WRITTEN EXERCISE
Gather every line that includes the word "comunidades", please.

DATA SHOWN

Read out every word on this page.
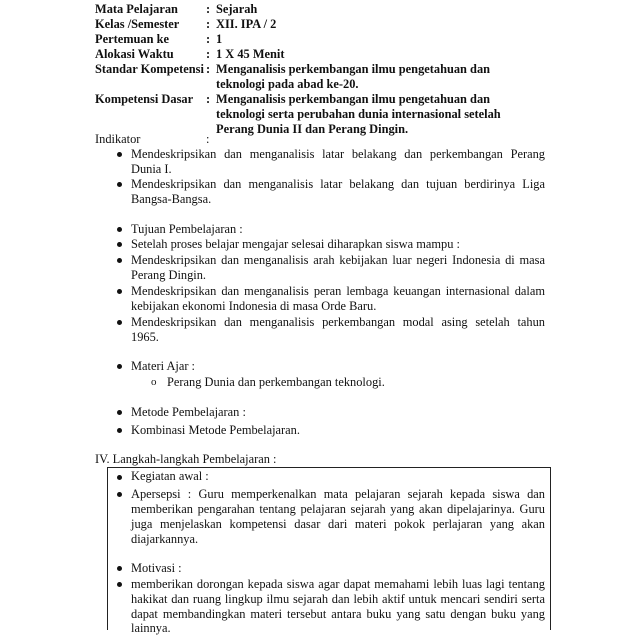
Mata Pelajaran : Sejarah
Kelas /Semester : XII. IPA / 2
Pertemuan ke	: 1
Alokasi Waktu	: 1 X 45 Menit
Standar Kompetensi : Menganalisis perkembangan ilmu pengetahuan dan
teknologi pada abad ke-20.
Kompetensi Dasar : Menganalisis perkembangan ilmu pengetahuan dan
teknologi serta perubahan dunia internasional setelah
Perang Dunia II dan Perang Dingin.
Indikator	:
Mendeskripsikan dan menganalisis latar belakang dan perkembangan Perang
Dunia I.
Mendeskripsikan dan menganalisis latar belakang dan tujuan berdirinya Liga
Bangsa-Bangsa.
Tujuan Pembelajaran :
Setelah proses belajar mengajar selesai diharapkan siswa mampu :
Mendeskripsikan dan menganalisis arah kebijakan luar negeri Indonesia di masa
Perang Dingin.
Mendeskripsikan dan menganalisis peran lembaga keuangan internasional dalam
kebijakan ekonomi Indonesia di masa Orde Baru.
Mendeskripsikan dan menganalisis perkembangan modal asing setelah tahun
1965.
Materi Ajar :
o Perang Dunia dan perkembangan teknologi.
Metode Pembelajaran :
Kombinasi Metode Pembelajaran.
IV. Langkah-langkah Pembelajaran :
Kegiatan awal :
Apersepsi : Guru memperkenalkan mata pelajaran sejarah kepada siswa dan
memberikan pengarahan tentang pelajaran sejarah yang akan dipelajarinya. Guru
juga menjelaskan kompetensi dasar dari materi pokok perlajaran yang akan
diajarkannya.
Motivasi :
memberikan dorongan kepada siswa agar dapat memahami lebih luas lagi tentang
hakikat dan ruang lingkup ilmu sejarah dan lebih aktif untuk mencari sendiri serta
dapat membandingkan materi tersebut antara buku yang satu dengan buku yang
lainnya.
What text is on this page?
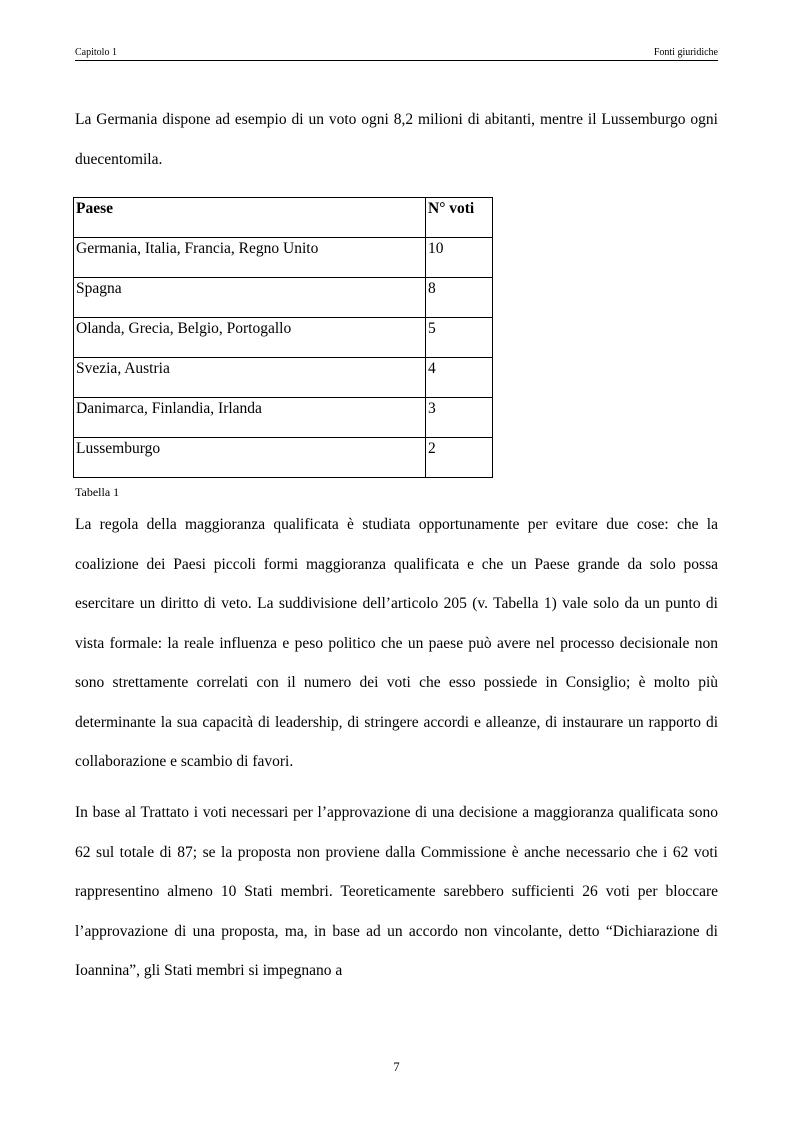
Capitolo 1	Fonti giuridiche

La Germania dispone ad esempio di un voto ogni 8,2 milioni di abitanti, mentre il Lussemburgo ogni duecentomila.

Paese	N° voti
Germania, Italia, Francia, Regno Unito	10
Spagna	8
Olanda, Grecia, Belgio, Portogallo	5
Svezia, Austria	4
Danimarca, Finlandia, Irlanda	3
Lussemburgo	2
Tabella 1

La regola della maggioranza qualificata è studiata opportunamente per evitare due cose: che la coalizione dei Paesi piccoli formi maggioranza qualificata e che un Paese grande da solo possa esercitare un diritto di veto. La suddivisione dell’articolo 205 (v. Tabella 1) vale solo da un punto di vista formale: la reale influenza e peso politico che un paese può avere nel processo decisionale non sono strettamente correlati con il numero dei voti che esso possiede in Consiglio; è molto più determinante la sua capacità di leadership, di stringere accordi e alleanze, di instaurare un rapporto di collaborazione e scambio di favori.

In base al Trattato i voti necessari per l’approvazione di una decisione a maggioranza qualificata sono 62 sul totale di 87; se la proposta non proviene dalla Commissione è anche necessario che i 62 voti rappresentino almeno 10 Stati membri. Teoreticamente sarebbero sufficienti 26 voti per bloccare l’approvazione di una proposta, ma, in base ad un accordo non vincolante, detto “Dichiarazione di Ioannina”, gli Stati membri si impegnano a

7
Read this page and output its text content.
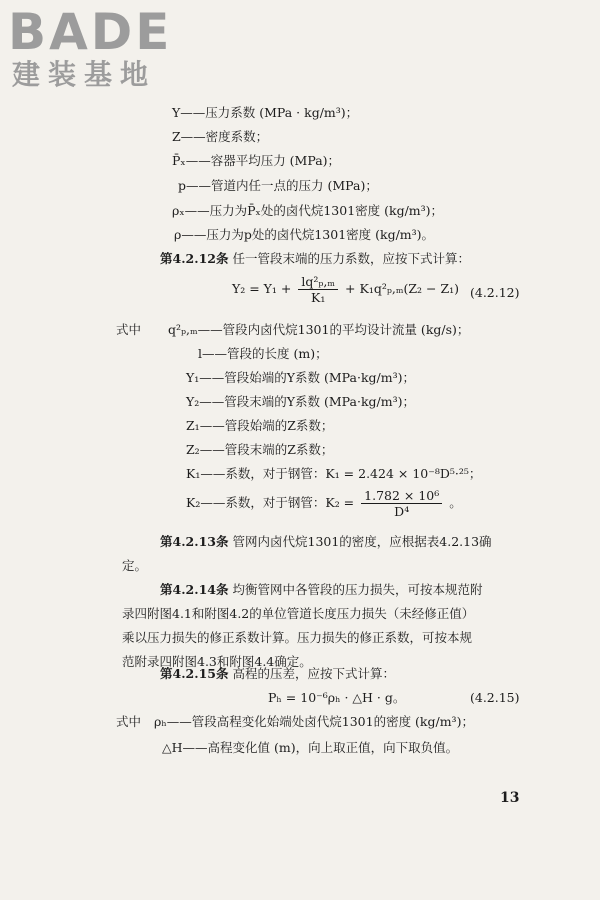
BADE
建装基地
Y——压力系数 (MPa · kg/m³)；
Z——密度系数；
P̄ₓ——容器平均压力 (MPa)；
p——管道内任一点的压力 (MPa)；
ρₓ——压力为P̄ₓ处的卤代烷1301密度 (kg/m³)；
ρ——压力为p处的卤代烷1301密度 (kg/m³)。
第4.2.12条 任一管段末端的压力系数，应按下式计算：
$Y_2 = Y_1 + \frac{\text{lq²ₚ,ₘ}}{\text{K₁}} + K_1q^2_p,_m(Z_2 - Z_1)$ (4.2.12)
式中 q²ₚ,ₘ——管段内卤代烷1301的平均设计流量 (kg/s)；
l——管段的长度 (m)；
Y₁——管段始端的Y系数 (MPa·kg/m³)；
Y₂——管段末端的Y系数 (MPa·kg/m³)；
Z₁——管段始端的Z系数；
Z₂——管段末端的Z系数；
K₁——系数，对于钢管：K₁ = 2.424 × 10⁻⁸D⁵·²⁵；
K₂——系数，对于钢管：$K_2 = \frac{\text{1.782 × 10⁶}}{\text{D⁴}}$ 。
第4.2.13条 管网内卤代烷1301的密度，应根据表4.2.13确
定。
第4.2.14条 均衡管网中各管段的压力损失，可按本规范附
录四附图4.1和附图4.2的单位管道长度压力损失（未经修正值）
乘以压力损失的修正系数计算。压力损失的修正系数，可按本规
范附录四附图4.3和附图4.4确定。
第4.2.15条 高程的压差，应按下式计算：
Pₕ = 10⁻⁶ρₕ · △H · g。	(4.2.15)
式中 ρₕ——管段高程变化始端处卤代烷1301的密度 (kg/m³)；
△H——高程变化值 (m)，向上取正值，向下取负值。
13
==
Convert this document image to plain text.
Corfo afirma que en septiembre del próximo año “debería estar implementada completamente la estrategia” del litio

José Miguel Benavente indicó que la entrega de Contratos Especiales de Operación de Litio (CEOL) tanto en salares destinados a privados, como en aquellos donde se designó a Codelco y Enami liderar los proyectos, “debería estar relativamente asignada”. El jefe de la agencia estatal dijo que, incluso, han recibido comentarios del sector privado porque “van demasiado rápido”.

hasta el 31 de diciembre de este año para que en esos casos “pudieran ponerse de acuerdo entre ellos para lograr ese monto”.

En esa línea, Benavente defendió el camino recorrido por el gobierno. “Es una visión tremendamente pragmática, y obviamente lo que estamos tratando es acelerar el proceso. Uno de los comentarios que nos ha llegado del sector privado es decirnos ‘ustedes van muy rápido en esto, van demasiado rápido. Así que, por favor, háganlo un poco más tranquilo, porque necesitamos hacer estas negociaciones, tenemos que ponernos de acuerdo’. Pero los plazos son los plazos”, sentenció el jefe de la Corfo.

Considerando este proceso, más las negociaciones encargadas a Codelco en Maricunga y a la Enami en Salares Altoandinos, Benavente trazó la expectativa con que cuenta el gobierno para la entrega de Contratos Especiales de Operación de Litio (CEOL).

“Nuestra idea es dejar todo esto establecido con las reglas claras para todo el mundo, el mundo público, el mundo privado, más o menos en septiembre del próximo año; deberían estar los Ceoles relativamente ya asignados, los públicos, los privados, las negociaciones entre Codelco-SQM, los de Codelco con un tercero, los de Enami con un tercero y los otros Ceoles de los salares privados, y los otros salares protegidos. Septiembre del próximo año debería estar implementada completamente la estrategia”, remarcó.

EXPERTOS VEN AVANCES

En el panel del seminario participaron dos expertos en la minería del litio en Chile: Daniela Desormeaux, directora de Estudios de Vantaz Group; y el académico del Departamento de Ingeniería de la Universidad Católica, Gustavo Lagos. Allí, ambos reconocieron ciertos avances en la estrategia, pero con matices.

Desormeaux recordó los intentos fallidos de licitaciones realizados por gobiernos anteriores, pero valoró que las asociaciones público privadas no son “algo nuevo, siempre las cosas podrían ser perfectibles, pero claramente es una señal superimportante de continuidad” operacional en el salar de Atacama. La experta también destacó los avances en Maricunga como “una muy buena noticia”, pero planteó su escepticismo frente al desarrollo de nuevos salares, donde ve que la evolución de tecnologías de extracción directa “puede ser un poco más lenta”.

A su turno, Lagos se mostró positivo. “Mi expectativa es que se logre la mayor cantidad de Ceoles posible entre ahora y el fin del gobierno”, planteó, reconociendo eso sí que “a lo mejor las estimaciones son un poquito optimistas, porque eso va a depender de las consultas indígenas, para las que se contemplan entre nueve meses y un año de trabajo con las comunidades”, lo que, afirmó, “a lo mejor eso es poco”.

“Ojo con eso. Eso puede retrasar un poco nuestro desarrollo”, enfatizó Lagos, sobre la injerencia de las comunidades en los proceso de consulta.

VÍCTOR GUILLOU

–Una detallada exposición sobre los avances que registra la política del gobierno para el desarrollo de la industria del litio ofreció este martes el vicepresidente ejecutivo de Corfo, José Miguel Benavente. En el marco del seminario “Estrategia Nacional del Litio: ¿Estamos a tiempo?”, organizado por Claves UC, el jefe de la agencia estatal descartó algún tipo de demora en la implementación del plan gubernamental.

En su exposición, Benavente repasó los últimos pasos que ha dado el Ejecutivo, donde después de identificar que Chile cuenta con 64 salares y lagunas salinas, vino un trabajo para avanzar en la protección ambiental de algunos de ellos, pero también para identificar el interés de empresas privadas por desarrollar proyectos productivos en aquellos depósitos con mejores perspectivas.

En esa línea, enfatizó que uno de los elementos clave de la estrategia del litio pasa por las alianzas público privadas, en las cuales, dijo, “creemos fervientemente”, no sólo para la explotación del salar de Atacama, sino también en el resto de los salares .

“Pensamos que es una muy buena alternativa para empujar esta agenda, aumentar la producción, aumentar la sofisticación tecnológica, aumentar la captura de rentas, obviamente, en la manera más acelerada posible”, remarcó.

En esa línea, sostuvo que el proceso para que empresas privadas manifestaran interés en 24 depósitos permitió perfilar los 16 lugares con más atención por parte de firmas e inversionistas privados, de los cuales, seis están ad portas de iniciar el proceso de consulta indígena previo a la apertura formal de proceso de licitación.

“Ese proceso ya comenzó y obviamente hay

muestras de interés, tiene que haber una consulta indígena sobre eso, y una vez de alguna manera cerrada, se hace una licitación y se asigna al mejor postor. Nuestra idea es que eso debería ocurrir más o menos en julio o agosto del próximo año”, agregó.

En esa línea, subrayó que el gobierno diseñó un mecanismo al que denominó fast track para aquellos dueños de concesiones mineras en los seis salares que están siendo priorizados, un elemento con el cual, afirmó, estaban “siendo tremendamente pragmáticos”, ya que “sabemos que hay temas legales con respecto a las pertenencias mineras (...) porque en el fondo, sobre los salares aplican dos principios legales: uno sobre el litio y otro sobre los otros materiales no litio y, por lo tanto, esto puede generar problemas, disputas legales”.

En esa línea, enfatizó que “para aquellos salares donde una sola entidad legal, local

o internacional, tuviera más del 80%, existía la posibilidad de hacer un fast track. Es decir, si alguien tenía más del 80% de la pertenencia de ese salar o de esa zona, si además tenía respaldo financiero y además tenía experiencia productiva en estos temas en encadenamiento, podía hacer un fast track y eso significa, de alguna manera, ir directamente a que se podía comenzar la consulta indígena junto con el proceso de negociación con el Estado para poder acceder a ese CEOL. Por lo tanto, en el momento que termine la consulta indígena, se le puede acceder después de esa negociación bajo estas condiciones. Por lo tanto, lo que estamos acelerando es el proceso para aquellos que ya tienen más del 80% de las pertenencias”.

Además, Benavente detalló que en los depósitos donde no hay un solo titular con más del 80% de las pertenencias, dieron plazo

SOLUTION TO THIS EXERCISE
A su turno, Lagos se mostró positivo. “Mi expectativa es que se logre la mayor cantidad de Ceoles posible entre ahora y el fin del gobierno”, planteó, reconociendo eso sí que “a lo mejor las estimaciones son un poquito optimistas, porque eso va a depender de las consultas indígenas, para las que se contemplan entre nueve meses y un año de trabajo con las comunidades”, lo que, afirmó, “a lo mejor eso es poco”.
“Ojo con eso. Eso puede retrasar un poco nuestro desarrollo”, enfatizó Lagos, sobre la injerencia de las comunidades en los proceso de consulta.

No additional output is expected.